**What is required:** Copy the passage on Achromobacter xylosoxidans in cystic fibrosis between "In cystic fibrosis" and "investigate possible cross-infection.", inclusive, substituting "Chest radiographs" for "Chest X-rays".

**Selected passage:**
In cystic fibrosis (CF), chronic infection of the airways with Achromobacter xylosoxidans have become more frequent. The pathogenic role of this is yet unclear.


A retrospective case-control study of all patients chronically infected with A. xylosoxidans for at least 3 years. 15 patients (6 males) with chronic A. xylosoxidans infection were matched by age, FEV(1) and body mass index z-score to 15 controls (7 males) at the time of establishment of chronic infection. Clinical parameters of the groups were compared from the time of establishment of chronic infection until spring 2006, giving a follow-up time of 3-11 years. Chest X-rays taken 3 years prior to establishment of chronic infection and after 3 years of chronic infection were compared using a modified Brasfield score. Finally, strains from individual patients were analysed using PFGE to investigate possible cross-infection.


The median slope of decline of FEV(1) in the case group changed from +3.1% to -0.5% predicted/year (p<0.002). In the control group, median slope of decline in FEV(1) changed from +1.5% to -0.4% predicted/year (n.s.). Median slope of decline in FVC in the case group changed from +3.5% to -0.5% predicted/year (p<0.002). In the control group, median slope of decline in FVC changed from +1.7% to +0.4% predicted/year (n.s.). No significant difference in the slopes of decline of FEV(1) or FVC was found between the case group and the control group at either time. Change in BMI z-score was calculated for each group before and during chronic infection. No difference was found between the groups at any time or within a group. Specific antibodies against A. xylosoxidans were measured in patients with chronic infection. Patients with rapidly increasing antibody levels showed significantly faster deterioration in FEV(1) (p<0.05) and FVC (p<0.02). Chest X-ray scores increased in 6 of 10 chronically infected patients and in 3 of 10 controls (n.s.). Eight patients harboured a common A. xylosoxidans strain, indicating either cross-infection or a common source.


A. xylosoxidans may lead to a decline in lung function in a subgroup of chronically infected CF patients characterised by a rapid increase in specific precipitating antibodies. Cross-infection may possibly occur.

**Provided records:**
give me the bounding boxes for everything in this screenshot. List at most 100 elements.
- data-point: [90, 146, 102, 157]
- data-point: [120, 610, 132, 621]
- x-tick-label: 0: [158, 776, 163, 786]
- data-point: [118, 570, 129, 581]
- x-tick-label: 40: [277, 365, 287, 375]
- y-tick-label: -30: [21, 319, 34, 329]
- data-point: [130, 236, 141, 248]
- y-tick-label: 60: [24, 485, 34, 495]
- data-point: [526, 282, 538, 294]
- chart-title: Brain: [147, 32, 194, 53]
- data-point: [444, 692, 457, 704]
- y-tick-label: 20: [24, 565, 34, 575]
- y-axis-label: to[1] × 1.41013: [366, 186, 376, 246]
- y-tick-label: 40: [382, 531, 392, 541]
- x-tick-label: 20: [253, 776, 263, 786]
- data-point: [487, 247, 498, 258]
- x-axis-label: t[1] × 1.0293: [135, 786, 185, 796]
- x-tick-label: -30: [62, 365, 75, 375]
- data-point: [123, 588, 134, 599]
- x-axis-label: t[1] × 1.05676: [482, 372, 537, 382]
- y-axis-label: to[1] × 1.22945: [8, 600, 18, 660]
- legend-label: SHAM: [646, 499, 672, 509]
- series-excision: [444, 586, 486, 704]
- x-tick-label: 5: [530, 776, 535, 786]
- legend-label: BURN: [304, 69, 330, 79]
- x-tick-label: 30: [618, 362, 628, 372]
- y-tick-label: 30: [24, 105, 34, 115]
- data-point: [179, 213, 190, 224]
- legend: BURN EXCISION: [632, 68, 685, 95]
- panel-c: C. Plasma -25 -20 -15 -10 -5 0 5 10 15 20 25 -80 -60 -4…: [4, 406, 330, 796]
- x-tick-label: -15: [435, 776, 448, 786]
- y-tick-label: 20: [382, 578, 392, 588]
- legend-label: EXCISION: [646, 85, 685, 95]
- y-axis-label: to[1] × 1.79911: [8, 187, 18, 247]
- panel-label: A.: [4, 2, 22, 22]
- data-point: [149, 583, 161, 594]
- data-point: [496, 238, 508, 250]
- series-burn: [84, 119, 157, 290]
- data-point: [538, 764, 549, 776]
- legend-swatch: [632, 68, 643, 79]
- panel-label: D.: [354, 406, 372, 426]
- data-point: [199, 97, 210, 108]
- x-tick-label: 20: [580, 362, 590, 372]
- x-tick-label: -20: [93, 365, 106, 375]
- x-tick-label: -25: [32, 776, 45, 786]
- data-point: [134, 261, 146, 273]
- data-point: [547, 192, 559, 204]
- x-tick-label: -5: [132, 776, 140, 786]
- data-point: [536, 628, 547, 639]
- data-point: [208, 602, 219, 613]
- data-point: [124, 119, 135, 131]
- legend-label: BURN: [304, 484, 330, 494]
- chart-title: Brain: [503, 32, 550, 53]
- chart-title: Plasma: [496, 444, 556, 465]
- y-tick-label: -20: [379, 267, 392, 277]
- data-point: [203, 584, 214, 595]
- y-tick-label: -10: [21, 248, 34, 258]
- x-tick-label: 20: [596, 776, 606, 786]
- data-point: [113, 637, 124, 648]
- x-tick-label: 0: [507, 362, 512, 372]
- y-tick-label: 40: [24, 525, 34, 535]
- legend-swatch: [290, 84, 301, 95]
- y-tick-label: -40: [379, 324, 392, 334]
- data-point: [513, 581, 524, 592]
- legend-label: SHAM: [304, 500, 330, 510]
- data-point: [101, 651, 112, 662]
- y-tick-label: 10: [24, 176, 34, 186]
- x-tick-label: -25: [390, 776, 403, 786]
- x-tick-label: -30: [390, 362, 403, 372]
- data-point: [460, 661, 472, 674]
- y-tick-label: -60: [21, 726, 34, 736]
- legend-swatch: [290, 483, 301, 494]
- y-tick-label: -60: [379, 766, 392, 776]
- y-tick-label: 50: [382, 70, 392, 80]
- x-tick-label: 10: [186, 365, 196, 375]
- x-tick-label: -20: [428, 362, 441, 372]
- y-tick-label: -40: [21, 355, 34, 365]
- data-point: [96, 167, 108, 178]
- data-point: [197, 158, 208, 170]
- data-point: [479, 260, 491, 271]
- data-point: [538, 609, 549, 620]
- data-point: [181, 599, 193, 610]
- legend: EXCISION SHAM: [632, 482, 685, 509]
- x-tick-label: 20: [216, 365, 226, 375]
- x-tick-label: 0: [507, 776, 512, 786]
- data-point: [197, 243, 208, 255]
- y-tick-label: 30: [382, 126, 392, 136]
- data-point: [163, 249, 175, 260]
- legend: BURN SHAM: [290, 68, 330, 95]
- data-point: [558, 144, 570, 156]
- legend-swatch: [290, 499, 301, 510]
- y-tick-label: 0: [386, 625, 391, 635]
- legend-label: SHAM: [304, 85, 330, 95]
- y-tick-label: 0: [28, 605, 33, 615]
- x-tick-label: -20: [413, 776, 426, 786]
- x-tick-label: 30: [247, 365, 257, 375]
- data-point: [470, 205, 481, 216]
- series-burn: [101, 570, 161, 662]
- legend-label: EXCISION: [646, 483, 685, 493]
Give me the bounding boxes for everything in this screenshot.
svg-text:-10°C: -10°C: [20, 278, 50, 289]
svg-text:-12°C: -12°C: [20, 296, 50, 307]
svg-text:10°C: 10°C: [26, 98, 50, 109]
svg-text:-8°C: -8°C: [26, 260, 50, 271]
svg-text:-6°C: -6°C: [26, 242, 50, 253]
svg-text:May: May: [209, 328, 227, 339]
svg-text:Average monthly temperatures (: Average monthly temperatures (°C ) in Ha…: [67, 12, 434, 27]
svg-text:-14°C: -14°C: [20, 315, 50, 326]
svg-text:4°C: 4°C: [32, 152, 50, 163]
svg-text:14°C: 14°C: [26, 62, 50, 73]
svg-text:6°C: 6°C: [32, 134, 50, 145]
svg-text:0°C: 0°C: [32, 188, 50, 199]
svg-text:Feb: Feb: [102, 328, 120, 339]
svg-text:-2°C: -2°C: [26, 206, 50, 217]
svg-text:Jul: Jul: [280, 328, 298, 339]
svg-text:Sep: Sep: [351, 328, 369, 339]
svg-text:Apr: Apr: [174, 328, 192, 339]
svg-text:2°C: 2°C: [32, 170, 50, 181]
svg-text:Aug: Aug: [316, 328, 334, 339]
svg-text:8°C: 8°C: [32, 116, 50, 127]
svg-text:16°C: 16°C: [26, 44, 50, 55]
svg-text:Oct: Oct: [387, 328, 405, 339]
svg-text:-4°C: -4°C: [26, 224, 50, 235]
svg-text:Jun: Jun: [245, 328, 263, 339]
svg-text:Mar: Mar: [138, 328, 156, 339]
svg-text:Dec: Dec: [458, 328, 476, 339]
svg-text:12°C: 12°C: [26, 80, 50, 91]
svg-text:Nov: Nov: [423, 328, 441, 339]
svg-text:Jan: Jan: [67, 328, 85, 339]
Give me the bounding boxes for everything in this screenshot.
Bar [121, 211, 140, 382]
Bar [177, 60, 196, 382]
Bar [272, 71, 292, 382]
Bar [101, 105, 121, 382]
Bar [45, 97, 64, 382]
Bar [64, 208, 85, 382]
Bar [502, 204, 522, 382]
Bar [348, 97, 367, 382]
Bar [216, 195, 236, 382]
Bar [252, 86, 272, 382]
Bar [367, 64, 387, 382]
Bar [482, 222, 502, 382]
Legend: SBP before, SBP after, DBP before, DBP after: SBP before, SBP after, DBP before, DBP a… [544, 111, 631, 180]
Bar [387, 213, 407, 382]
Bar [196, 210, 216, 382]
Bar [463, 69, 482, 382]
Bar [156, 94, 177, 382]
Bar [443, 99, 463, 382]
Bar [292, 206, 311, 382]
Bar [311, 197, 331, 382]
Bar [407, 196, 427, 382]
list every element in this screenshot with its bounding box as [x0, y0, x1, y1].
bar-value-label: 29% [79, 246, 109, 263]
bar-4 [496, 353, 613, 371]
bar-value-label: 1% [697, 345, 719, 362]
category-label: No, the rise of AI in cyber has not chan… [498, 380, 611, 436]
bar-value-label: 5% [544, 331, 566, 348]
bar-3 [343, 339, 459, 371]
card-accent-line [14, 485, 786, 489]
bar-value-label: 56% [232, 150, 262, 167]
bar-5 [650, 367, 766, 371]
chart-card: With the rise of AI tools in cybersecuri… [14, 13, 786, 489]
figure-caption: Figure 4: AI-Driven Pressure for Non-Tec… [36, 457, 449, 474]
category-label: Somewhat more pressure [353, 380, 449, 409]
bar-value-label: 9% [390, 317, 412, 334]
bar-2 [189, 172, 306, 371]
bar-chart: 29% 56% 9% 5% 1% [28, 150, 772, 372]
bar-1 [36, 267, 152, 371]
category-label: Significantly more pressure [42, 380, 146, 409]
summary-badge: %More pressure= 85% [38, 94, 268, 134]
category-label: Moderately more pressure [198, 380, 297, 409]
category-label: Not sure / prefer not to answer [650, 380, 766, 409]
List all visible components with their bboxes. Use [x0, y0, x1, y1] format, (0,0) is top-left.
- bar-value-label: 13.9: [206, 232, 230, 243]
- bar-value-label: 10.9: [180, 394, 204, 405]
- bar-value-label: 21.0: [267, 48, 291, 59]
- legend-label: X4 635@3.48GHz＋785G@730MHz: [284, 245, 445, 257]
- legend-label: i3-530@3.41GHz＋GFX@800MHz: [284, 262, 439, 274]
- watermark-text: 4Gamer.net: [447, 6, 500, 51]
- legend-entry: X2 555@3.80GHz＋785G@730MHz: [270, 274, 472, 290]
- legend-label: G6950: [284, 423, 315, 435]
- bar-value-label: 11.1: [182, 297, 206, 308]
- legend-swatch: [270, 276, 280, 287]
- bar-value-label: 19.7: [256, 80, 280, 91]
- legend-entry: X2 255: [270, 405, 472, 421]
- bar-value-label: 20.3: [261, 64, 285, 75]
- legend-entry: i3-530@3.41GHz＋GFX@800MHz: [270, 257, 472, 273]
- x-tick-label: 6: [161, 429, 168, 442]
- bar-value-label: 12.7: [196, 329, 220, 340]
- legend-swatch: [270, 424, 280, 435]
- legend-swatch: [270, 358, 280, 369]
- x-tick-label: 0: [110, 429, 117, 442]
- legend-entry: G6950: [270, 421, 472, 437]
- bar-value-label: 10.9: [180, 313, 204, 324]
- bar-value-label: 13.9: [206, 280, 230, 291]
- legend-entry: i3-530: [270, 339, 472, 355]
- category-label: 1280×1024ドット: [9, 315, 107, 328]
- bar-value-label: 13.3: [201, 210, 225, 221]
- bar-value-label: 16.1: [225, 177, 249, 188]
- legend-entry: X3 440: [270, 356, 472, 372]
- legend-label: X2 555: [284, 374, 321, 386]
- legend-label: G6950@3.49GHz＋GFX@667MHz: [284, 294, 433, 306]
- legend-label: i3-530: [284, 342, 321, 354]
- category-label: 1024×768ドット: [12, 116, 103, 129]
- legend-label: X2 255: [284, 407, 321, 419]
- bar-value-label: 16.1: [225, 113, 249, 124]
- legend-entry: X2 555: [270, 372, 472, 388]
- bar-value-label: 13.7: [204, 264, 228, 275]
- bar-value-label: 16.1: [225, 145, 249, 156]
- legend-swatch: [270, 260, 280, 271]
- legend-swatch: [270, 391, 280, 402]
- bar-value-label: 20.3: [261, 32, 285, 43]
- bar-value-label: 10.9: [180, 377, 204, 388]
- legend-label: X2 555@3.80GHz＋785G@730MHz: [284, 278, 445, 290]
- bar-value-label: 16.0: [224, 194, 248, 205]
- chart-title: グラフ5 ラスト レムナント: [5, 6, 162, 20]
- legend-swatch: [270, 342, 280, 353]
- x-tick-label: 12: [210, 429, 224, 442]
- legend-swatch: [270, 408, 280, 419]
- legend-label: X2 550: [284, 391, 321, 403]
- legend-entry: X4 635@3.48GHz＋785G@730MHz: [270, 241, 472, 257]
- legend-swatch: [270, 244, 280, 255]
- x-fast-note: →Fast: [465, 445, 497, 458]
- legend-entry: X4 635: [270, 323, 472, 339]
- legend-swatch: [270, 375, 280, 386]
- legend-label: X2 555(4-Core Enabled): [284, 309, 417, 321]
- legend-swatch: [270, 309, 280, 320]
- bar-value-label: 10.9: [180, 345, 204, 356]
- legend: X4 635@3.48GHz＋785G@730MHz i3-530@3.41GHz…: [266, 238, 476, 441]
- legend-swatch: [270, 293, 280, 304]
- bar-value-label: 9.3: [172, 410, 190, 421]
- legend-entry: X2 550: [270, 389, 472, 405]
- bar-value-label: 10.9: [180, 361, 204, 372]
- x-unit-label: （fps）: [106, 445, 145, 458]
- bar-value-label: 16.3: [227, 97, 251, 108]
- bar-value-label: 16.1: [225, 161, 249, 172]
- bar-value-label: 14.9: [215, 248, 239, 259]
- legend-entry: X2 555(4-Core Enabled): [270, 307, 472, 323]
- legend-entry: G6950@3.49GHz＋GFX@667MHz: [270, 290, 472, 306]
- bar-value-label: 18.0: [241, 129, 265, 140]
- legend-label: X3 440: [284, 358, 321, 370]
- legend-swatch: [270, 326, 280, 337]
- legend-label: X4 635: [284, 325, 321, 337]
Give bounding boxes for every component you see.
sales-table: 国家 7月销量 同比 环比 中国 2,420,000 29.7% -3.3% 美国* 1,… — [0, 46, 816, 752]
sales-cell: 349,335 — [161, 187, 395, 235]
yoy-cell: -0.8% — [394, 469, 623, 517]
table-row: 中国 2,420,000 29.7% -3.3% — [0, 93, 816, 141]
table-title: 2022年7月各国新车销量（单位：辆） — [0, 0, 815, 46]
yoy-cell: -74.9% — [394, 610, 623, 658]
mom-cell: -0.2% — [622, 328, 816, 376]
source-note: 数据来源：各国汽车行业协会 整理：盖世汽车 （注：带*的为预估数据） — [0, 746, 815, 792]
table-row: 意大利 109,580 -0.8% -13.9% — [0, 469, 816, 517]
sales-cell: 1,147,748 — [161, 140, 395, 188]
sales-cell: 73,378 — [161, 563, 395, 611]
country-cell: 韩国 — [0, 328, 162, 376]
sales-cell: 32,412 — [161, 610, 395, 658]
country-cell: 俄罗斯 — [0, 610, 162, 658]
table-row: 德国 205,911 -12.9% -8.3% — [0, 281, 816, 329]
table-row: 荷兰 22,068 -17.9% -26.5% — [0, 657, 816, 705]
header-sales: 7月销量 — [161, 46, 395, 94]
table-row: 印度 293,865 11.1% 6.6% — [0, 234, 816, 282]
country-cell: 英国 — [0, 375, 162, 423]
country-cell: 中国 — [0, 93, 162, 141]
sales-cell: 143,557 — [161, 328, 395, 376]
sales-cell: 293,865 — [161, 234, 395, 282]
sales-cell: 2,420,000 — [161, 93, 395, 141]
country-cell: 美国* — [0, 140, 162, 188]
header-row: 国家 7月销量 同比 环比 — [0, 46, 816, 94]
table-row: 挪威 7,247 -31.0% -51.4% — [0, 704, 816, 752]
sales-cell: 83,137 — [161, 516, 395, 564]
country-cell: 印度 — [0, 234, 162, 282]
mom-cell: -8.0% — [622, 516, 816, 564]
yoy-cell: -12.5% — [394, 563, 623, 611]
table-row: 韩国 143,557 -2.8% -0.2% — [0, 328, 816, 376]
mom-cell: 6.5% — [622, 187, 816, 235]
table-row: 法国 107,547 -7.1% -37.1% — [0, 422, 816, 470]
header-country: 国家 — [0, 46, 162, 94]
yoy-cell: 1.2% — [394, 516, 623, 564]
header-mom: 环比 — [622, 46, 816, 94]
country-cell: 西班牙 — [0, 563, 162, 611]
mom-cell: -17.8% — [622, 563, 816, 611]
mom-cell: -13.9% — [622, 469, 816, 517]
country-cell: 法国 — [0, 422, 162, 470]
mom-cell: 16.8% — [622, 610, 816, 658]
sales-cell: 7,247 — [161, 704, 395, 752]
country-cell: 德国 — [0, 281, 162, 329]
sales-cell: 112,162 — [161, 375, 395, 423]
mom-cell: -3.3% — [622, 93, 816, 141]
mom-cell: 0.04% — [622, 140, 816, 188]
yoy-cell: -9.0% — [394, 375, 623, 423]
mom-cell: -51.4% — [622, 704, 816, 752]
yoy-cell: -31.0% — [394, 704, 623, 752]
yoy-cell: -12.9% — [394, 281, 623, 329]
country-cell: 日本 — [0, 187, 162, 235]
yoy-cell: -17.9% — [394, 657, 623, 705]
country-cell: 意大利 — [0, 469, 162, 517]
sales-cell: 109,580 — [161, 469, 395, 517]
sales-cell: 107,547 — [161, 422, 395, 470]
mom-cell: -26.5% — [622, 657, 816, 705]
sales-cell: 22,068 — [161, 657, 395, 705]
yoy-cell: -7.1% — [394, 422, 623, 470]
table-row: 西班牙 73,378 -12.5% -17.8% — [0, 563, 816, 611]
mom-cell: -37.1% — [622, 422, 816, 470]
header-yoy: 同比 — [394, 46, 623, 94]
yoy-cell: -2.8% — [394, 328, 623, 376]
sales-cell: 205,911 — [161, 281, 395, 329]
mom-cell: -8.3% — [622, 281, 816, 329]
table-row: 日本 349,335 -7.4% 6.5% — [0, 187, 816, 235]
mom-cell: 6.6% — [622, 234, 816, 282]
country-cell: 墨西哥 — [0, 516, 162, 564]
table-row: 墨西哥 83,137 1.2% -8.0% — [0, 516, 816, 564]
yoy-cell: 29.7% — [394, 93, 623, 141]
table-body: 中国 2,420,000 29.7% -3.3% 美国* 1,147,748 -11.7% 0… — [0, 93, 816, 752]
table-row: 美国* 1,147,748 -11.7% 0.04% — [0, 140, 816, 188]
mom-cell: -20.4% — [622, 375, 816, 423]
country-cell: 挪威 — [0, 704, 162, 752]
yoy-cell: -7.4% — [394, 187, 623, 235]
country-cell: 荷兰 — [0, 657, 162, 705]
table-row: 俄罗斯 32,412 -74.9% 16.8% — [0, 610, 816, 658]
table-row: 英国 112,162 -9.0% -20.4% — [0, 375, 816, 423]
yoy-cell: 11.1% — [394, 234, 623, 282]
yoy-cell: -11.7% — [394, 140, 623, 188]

**Task output:**
In cystic fibrosis (CF), chronic infection of the airways with Achromobacter xylosoxidans have become more frequent. The pathogenic role of this is yet unclear.


A retrospective case-control study of all patients chronically infected with A. xylosoxidans for at least 3 years. 15 patients (6 males) with chronic A. xylosoxidans infection were matched by age, FEV(1) and body mass index z-score to 15 controls (7 males) at the time of establishment of chronic infection. Clinical parameters of the groups were compared from the time of establishment of chronic infection until spring 2006, giving a follow-up time of 3-11 years. Chest radiographs taken 3 years prior to establishment of chronic infection and after 3 years of chronic infection were compared using a modified Brasfield score. Finally, strains from individual patients were analysed using PFGE to investigate possible cross-infection.